**Task objective:**
Extract every line that includes the string "JSON".

**Supplied data:**
● ● ● ● ● ● ●

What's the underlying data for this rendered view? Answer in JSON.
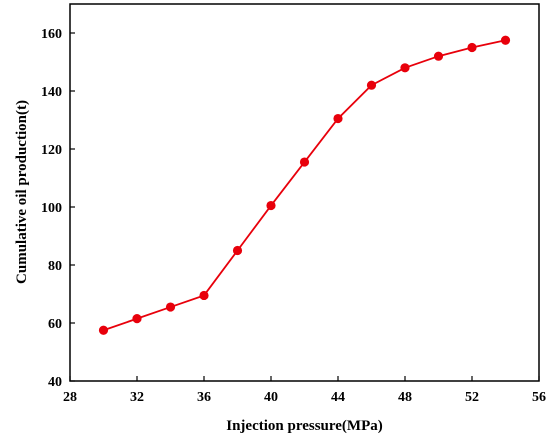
{
  "chart_data": {
    "type": "line",
    "title": "",
    "xlabel": "Injection pressure(MPa)",
    "ylabel": "Cumulative oil production(t)",
    "xlim": [
      28,
      56
    ],
    "ylim": [
      40,
      170
    ],
    "xticks": [
      28,
      32,
      36,
      40,
      44,
      48,
      52,
      56
    ],
    "yticks": [
      40,
      60,
      80,
      100,
      120,
      140,
      160
    ],
    "grid": false,
    "legend": "none",
    "series": [
      {
        "color": "#e8000b",
        "marker": "circle",
        "x": [
          30,
          32,
          34,
          36,
          38,
          40,
          42,
          44,
          46,
          48,
          50,
          52,
          54
        ],
        "y": [
          57.5,
          61.5,
          65.5,
          69.5,
          85,
          100.5,
          115.5,
          130.5,
          142,
          148,
          152,
          155,
          157.5
        ]
      }
    ]
  }
}
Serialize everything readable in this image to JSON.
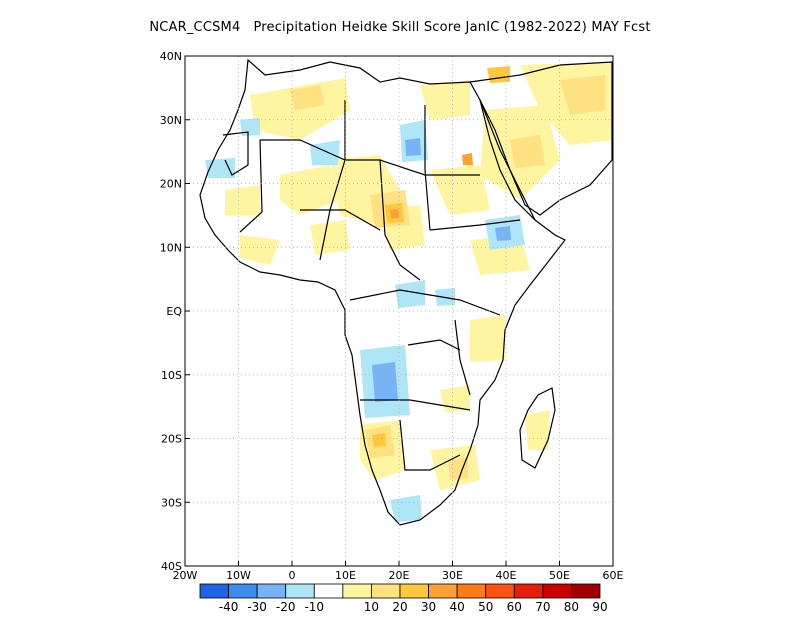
{
  "title": "NCAR_CCSM4   Precipitation Heidke Skill Score JanIC (1982-2022) MAY Fcst",
  "map": {
    "lon_range": [
      -20,
      60
    ],
    "lat_range": [
      -40,
      40
    ],
    "x_ticks": [
      "20W",
      "10W",
      "0",
      "10E",
      "20E",
      "30E",
      "40E",
      "50E",
      "60E"
    ],
    "y_ticks": [
      "40N",
      "30N",
      "20N",
      "10N",
      "EQ",
      "10S",
      "20S",
      "30S",
      "40S"
    ],
    "grid": true,
    "grid_style": "dotted"
  },
  "colorbar": {
    "colors": [
      "#1e64e6",
      "#3c8cf0",
      "#78b4f5",
      "#aee6f8",
      "#ffffff",
      "#fff5a0",
      "#ffe182",
      "#ffc83c",
      "#ffa032",
      "#ff7a14",
      "#ff5014",
      "#e61e0a",
      "#c80000",
      "#a00000"
    ],
    "labels": [
      "-40",
      "-30",
      "-20",
      "-10",
      "10",
      "20",
      "30",
      "40",
      "50",
      "60",
      "70",
      "80",
      "90"
    ]
  }
}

● ● ● ● ● ● ●

**Exercise solution:**
What's the underlying data for this rendered view? Answer in JSON.
Serialize everything readable in this image to JSON.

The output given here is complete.